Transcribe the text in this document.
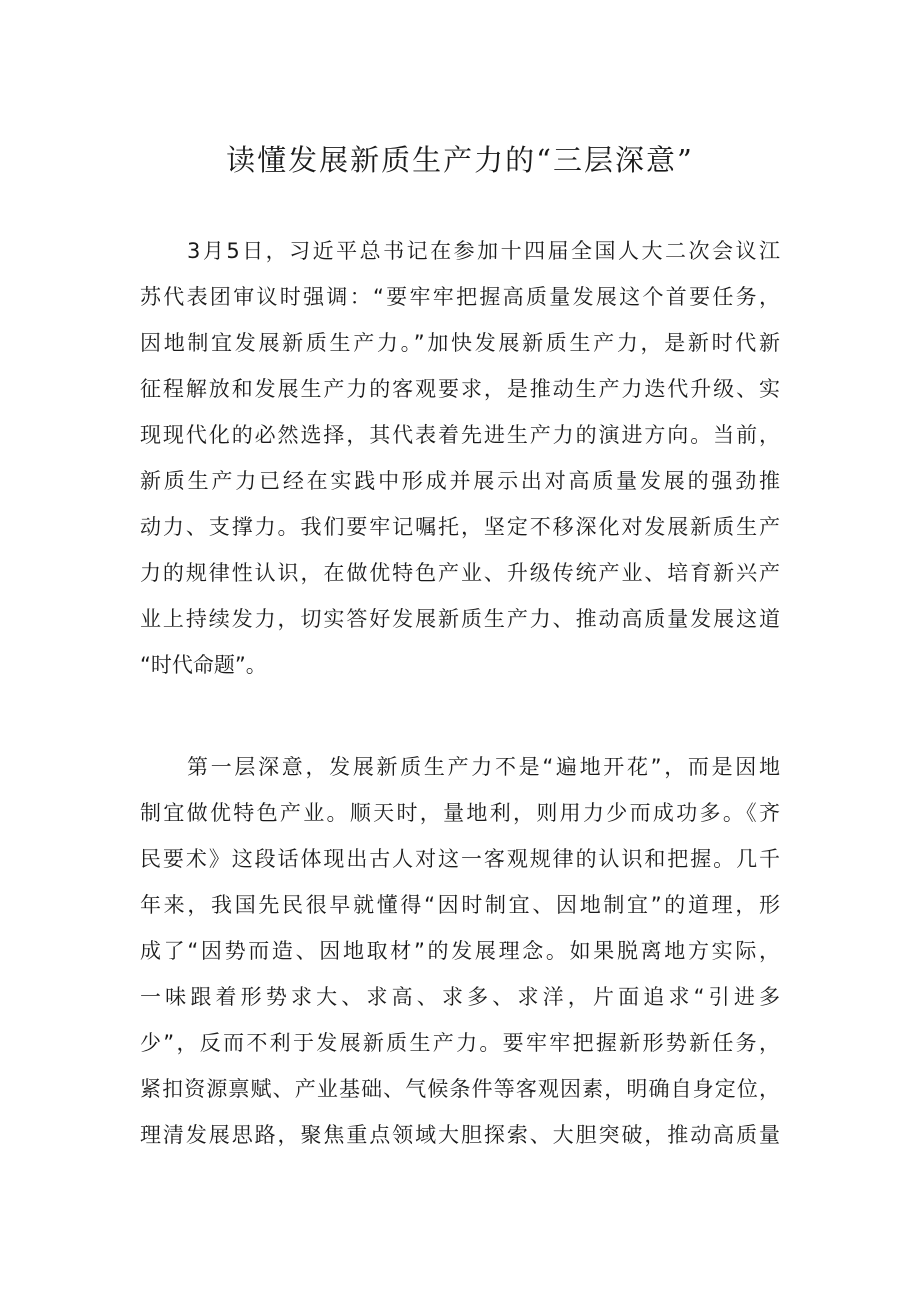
读懂发展新质生产力的“三层深意”
3月5日，习近平总书记在参加十四届全国人大二次会议江
苏代表团审议时强调：“要牢牢把握高质量发展这个首要任务，
因地制宜发展新质生产力。”加快发展新质生产力，是新时代新
征程解放和发展生产力的客观要求，是推动生产力迭代升级、实
现现代化的必然选择，其代表着先进生产力的演进方向。当前，
新质生产力已经在实践中形成并展示出对高质量发展的强劲推
动力、支撑力。我们要牢记嘱托，坚定不移深化对发展新质生产
力的规律性认识，在做优特色产业、升级传统产业、培育新兴产
业上持续发力，切实答好发展新质生产力、推动高质量发展这道
“时代命题”。
第一层深意，发展新质生产力不是“遍地开花”，而是因地
制宜做优特色产业。顺天时，量地利，则用力少而成功多。《齐
民要术》这段话体现出古人对这一客观规律的认识和把握。几千
年来，我国先民很早就懂得“因时制宜、因地制宜”的道理，形
成了“因势而造、因地取材”的发展理念。如果脱离地方实际，
一味跟着形势求大、求高、求多、求洋，片面追求“引进多
少”，反而不利于发展新质生产力。要牢牢把握新形势新任务，
紧扣资源禀赋、产业基础、气候条件等客观因素，明确自身定位，
理清发展思路，聚焦重点领域大胆探索、大胆突破，推动高质量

_The task:_
Write every record out again exactly; no pictures belong in the copy.

_Response to the task:_
Transcribe the text in this document.
读懂发展新质生产力的“三层深意”
3月5日，习近平总书记在参加十四届全国人大二次会议江
苏代表团审议时强调：“要牢牢把握高质量发展这个首要任务，
因地制宜发展新质生产力。”加快发展新质生产力，是新时代新
征程解放和发展生产力的客观要求，是推动生产力迭代升级、实
现现代化的必然选择，其代表着先进生产力的演进方向。当前，
新质生产力已经在实践中形成并展示出对高质量发展的强劲推
动力、支撑力。我们要牢记嘱托，坚定不移深化对发展新质生产
力的规律性认识，在做优特色产业、升级传统产业、培育新兴产
业上持续发力，切实答好发展新质生产力、推动高质量发展这道
“时代命题”。
第一层深意，发展新质生产力不是“遍地开花”，而是因地
制宜做优特色产业。顺天时，量地利，则用力少而成功多。《齐
民要术》这段话体现出古人对这一客观规律的认识和把握。几千
年来，我国先民很早就懂得“因时制宜、因地制宜”的道理，形
成了“因势而造、因地取材”的发展理念。如果脱离地方实际，
一味跟着形势求大、求高、求多、求洋，片面追求“引进多
少”，反而不利于发展新质生产力。要牢牢把握新形势新任务，
紧扣资源禀赋、产业基础、气候条件等客观因素，明确自身定位，
理清发展思路，聚焦重点领域大胆探索、大胆突破，推动高质量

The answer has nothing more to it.